Written task:
Your task is to extract every entry that follows word for word while excluding the pictures.

Given entries:
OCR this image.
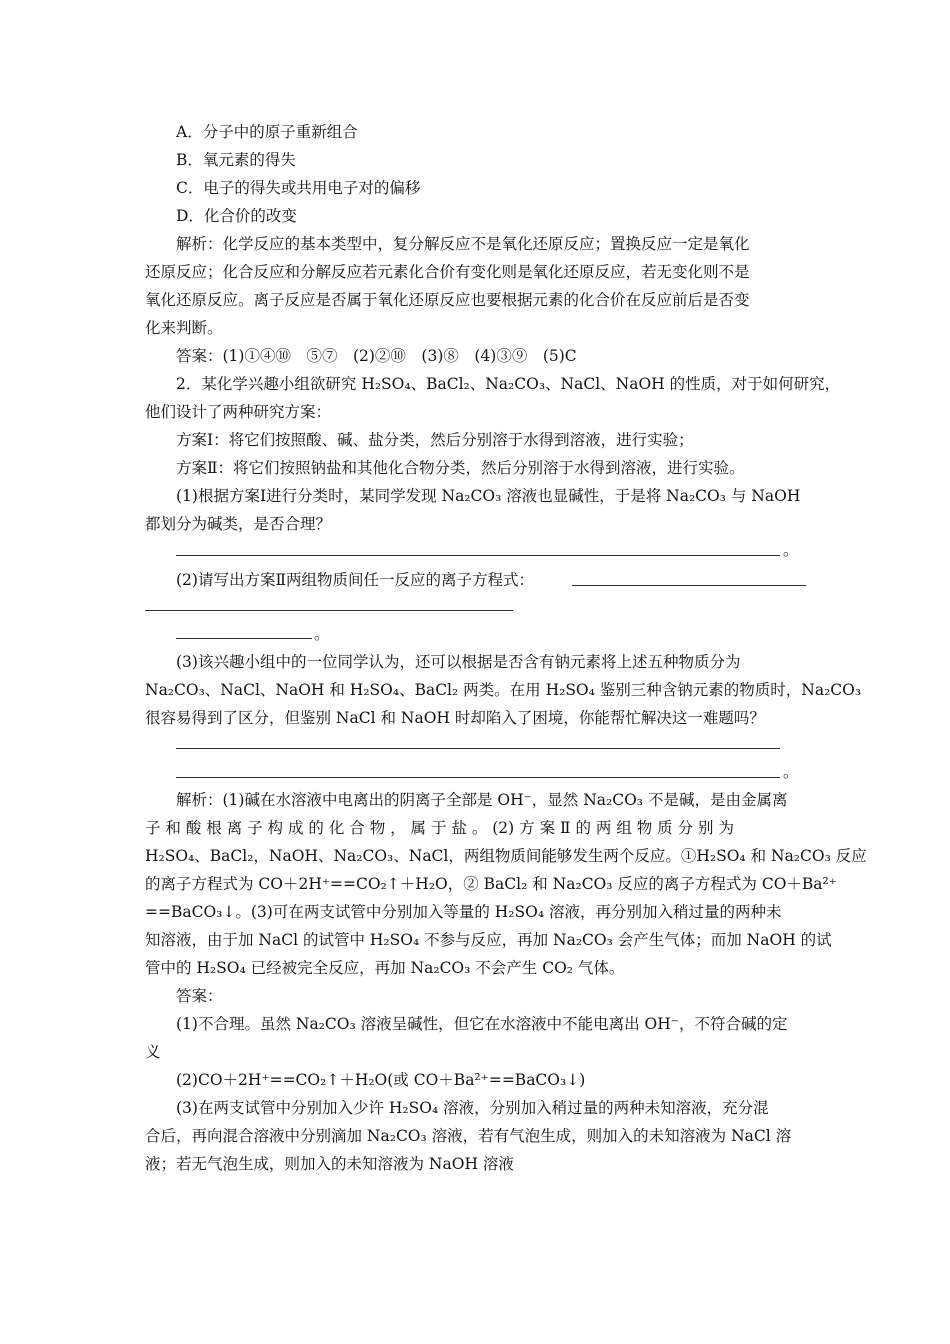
A．分子中的原子重新组合
B．氧元素的得失
C．电子的得失或共用电子对的偏移
D．化合价的改变
解析：化学反应的基本类型中，复分解反应不是氧化还原反应；置换反应一定是氧化
还原反应；化合反应和分解反应若元素化合价有变化则是氧化还原反应，若无变化则不是
氧化还原反应。离子反应是否属于氧化还原反应也要根据元素的化合价在反应前后是否变
化来判断。
答案：(1)①④⑩　⑤⑦　(2)②⑩　(3)⑧　(4)③⑨　(5)C
2．某化学兴趣小组欲研究 H₂SO₄、BaCl₂、Na₂CO₃、NaCl、NaOH 的性质，对于如何研究，
他们设计了两种研究方案：
方案Ⅰ：将它们按照酸、碱、盐分类，然后分别溶于水得到溶液，进行实验；
方案Ⅱ：将它们按照钠盐和其他化合物分类，然后分别溶于水得到溶液，进行实验。
(1)根据方案Ⅰ进行分类时，某同学发现 Na₂CO₃ 溶液也显碱性，于是将 Na₂CO₃ 与 NaOH
都划分为碱类，是否合理？
。
(2)请写出方案Ⅱ两组物质间任一反应的离子方程式：
。
(3)该兴趣小组中的一位同学认为，还可以根据是否含有钠元素将上述五种物质分为
Na₂CO₃、NaCl、NaOH 和 H₂SO₄、BaCl₂ 两类。在用 H₂SO₄ 鉴别三种含钠元素的物质时，Na₂CO₃
很容易得到了区分，但鉴别 NaCl 和 NaOH 时却陷入了困境，你能帮忙解决这一难题吗？
。
解析：(1)碱在水溶液中电离出的阴离子全部是 OH⁻，显然 Na₂CO₃ 不是碱，是由金属离
子 和 酸 根 离 子 构 成 的 化 合 物 ， 属 于 盐 。 (2) 方 案 Ⅱ 的 两 组 物 质 分 别 为
H₂SO₄、BaCl₂，NaOH、Na₂CO₃、NaCl，两组物质间能够发生两个反应。①H₂SO₄ 和 Na₂CO₃ 反应
的离子方程式为 CO＋2H⁺==CO₂↑＋H₂O，② BaCl₂ 和 Na₂CO₃ 反应的离子方程式为 CO＋Ba²⁺
==BaCO₃↓。(3)可在两支试管中分别加入等量的 H₂SO₄ 溶液，再分别加入稍过量的两种未
知溶液，由于加 NaCl 的试管中 H₂SO₄ 不参与反应，再加 Na₂CO₃ 会产生气体；而加 NaOH 的试
管中的 H₂SO₄ 已经被完全反应，再加 Na₂CO₃ 不会产生 CO₂ 气体。
答案：
(1)不合理。虽然 Na₂CO₃ 溶液呈碱性，但它在水溶液中不能电离出 OH⁻，不符合碱的定
义
(2)CO＋2H⁺==CO₂↑＋H₂O(或 CO＋Ba²⁺==BaCO₃↓)
(3)在两支试管中分别加入少许 H₂SO₄ 溶液，分别加入稍过量的两种未知溶液，充分混
合后，再向混合溶液中分别滴加 Na₂CO₃ 溶液，若有气泡生成，则加入的未知溶液为 NaCl 溶
液；若无气泡生成，则加入的未知溶液为 NaOH 溶液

Final result:
OCR this image.
A．分子中的原子重新组合
B．氧元素的得失
C．电子的得失或共用电子对的偏移
D．化合价的改变
解析：化学反应的基本类型中，复分解反应不是氧化还原反应；置换反应一定是氧化
还原反应；化合反应和分解反应若元素化合价有变化则是氧化还原反应，若无变化则不是
氧化还原反应。离子反应是否属于氧化还原反应也要根据元素的化合价在反应前后是否变
化来判断。
答案：(1)①④⑩　⑤⑦　(2)②⑩　(3)⑧　(4)③⑨　(5)C
2．某化学兴趣小组欲研究 H₂SO₄、BaCl₂、Na₂CO₃、NaCl、NaOH 的性质，对于如何研究，
他们设计了两种研究方案：
方案Ⅰ：将它们按照酸、碱、盐分类，然后分别溶于水得到溶液，进行实验；
方案Ⅱ：将它们按照钠盐和其他化合物分类，然后分别溶于水得到溶液，进行实验。
(1)根据方案Ⅰ进行分类时，某同学发现 Na₂CO₃ 溶液也显碱性，于是将 Na₂CO₃ 与 NaOH
都划分为碱类，是否合理？
。
(2)请写出方案Ⅱ两组物质间任一反应的离子方程式：
。
(3)该兴趣小组中的一位同学认为，还可以根据是否含有钠元素将上述五种物质分为
Na₂CO₃、NaCl、NaOH 和 H₂SO₄、BaCl₂ 两类。在用 H₂SO₄ 鉴别三种含钠元素的物质时，Na₂CO₃
很容易得到了区分，但鉴别 NaCl 和 NaOH 时却陷入了困境，你能帮忙解决这一难题吗？
。
解析：(1)碱在水溶液中电离出的阴离子全部是 OH⁻，显然 Na₂CO₃ 不是碱，是由金属离
子 和 酸 根 离 子 构 成 的 化 合 物 ， 属 于 盐 。 (2) 方 案 Ⅱ 的 两 组 物 质 分 别 为
H₂SO₄、BaCl₂，NaOH、Na₂CO₃、NaCl，两组物质间能够发生两个反应。①H₂SO₄ 和 Na₂CO₃ 反应
的离子方程式为 CO＋2H⁺==CO₂↑＋H₂O，② BaCl₂ 和 Na₂CO₃ 反应的离子方程式为 CO＋Ba²⁺
==BaCO₃↓。(3)可在两支试管中分别加入等量的 H₂SO₄ 溶液，再分别加入稍过量的两种未
知溶液，由于加 NaCl 的试管中 H₂SO₄ 不参与反应，再加 Na₂CO₃ 会产生气体；而加 NaOH 的试
管中的 H₂SO₄ 已经被完全反应，再加 Na₂CO₃ 不会产生 CO₂ 气体。
答案：
(1)不合理。虽然 Na₂CO₃ 溶液呈碱性，但它在水溶液中不能电离出 OH⁻，不符合碱的定
义
(2)CO＋2H⁺==CO₂↑＋H₂O(或 CO＋Ba²⁺==BaCO₃↓)
(3)在两支试管中分别加入少许 H₂SO₄ 溶液，分别加入稍过量的两种未知溶液，充分混
合后，再向混合溶液中分别滴加 Na₂CO₃ 溶液，若有气泡生成，则加入的未知溶液为 NaCl 溶
液；若无气泡生成，则加入的未知溶液为 NaOH 溶液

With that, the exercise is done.